>> BEGIN Extracted text

The efficient operation of today’s power plant depends largely upon accurate & repeatable measurement of primary and secondary airflow to coal mills, flue gas recirculation flow, overfire air flow, airflow to individual burners, etc.
Flue gas or Stack gas emission flow rate measurement is nowadays important for quantifying emission (CEMS) for environmental reporting for Govt. Authorities for pollution control. Flue gas flow measurement are gases emitted due to the combustion process due to heating of fuel (liquid or solid or gaseous) & Air with a stoichiometric ratio in:
- Boiler Heating
- Process furnaces
Flue gas production due to combustion mainly consists of
- Nitrogen (N2)
- Carbon monoxide (CO)
- Carbon dioxide (CO2)
- Traces of Sulphur dioxide (SO2),
- Nitrogen oxides (NO, NO2)
- Particulate matters (SPM)

>> END Extracted text

*Exercise details*: Continue the passage above on measuring flue gas and airflow in power plants, starting right after its last listed item.

>> BEGIN Record set

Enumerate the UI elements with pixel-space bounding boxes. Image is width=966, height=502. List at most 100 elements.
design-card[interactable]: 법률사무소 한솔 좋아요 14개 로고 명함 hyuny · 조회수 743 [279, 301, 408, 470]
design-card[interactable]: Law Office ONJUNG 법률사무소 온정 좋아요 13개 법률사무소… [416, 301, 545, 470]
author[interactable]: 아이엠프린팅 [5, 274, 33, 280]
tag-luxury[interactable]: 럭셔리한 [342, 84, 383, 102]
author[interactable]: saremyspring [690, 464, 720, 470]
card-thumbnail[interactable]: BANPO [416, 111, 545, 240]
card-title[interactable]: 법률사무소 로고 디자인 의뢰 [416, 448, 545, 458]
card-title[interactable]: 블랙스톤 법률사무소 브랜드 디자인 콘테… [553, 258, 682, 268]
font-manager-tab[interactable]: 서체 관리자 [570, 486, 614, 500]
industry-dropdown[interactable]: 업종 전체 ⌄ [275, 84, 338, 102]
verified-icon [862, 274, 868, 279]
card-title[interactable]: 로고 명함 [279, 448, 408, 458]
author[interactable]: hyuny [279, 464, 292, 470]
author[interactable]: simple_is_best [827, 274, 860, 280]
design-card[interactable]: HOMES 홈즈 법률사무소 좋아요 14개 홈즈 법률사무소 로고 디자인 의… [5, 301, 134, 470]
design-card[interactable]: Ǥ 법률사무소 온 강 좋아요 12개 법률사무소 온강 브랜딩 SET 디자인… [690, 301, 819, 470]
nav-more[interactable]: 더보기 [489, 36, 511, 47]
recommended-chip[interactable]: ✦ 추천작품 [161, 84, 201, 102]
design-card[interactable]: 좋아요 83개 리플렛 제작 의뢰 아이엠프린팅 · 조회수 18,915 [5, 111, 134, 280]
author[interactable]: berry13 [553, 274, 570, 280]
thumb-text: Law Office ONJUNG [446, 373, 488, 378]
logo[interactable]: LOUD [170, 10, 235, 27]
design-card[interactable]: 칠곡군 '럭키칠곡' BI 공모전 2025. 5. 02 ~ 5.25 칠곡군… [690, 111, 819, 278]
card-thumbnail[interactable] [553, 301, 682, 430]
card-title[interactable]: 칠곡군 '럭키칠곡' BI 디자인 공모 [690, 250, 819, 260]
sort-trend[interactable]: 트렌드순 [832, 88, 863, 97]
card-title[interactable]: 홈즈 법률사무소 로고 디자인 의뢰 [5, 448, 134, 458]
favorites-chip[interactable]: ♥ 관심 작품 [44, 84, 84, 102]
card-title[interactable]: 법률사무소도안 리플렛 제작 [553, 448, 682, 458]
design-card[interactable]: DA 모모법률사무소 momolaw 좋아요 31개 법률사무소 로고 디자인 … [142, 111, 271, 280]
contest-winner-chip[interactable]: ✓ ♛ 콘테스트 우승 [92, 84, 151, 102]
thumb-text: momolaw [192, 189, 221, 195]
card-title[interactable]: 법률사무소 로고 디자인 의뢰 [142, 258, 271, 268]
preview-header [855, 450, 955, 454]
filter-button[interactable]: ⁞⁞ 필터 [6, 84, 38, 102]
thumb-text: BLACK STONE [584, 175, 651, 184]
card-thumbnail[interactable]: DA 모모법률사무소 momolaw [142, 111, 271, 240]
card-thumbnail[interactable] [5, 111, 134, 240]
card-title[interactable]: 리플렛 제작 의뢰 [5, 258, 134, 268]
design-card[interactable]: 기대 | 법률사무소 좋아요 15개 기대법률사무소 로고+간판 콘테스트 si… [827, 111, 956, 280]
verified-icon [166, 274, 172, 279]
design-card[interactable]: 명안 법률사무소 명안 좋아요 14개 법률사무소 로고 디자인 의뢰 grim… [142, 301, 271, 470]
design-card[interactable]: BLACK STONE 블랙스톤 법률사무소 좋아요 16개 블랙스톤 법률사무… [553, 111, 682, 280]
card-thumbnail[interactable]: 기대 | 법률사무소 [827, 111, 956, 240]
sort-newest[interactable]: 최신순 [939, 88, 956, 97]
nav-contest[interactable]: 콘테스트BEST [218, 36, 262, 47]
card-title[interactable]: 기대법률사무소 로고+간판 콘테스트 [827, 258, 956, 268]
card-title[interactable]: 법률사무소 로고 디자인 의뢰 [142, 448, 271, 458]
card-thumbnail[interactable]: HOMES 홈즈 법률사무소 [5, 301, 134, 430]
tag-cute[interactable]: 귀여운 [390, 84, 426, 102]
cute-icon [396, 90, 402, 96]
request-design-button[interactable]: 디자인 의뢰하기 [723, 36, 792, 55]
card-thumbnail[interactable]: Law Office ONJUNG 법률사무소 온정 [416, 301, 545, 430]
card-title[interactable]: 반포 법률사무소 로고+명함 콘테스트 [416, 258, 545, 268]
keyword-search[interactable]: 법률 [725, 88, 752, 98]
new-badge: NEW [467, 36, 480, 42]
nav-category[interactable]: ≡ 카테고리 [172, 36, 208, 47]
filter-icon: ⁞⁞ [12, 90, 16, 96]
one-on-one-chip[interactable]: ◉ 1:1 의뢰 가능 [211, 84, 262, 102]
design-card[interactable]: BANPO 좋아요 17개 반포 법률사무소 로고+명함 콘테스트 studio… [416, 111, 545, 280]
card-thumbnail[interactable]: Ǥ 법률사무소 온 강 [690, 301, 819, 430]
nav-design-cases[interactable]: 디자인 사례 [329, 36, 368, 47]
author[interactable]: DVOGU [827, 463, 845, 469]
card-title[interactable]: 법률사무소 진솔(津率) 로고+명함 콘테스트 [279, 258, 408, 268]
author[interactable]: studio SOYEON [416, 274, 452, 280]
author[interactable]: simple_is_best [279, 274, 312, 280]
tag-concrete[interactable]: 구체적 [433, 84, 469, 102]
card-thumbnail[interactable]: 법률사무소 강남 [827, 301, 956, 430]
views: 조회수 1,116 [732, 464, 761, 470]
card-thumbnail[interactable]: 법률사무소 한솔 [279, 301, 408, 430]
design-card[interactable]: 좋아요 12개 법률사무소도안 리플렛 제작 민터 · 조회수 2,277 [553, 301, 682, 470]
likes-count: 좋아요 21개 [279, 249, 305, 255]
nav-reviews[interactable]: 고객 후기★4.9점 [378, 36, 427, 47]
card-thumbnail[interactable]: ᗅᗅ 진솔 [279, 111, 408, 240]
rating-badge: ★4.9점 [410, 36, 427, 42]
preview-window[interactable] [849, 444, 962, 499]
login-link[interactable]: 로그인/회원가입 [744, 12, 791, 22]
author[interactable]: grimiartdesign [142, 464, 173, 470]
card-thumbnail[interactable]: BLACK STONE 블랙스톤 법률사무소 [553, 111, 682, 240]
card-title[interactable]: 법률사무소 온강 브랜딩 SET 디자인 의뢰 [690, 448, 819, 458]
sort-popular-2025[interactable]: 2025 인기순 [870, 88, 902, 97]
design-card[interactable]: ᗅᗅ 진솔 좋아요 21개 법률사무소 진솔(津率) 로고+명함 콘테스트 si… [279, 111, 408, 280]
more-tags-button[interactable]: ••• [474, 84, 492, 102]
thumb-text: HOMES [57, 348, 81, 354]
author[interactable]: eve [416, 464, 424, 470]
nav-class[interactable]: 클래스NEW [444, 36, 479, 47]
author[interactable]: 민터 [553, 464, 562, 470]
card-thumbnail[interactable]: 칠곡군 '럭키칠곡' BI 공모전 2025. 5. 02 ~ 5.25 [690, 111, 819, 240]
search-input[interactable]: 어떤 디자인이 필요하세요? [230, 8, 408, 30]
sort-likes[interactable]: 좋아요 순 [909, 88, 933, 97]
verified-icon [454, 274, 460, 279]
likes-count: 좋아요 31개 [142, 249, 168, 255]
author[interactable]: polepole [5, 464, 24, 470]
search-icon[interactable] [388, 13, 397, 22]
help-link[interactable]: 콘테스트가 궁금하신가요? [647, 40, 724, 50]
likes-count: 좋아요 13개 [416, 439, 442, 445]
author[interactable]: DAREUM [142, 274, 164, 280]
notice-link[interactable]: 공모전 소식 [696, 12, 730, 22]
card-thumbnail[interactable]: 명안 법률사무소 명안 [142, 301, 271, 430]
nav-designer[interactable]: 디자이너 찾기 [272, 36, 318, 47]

>> END Record set

*Response to the task*:
- Moisture
Flue Gases are gases emitted due to combustion process due to heating of fuel (liquid or solid or gaseous) & Air in:
- Thermal Power Plant
- Steel & Foundries
- Cement production plant
- Chemical & Fertilizer production process plant, many more..
Why is Flue Gas Flow Measurement so important?
As most flue gases emission contains air pollutants that are harmful to human health. So continuous emission monitoring systems (CEMS) are mandatory for providing reporting to state & central pollution control boards for environmental pollution control. It is important to measure the composition and concentration of polluting gases as well as mass flow rates to arrive at the total emission discharge in the environment.
Flue gas flow rate measurement is imperative for below reasons
- Optimizing ESP performance by maintaining design parameters such as specific collection area, gas velocity, and treatment time within ESP in control.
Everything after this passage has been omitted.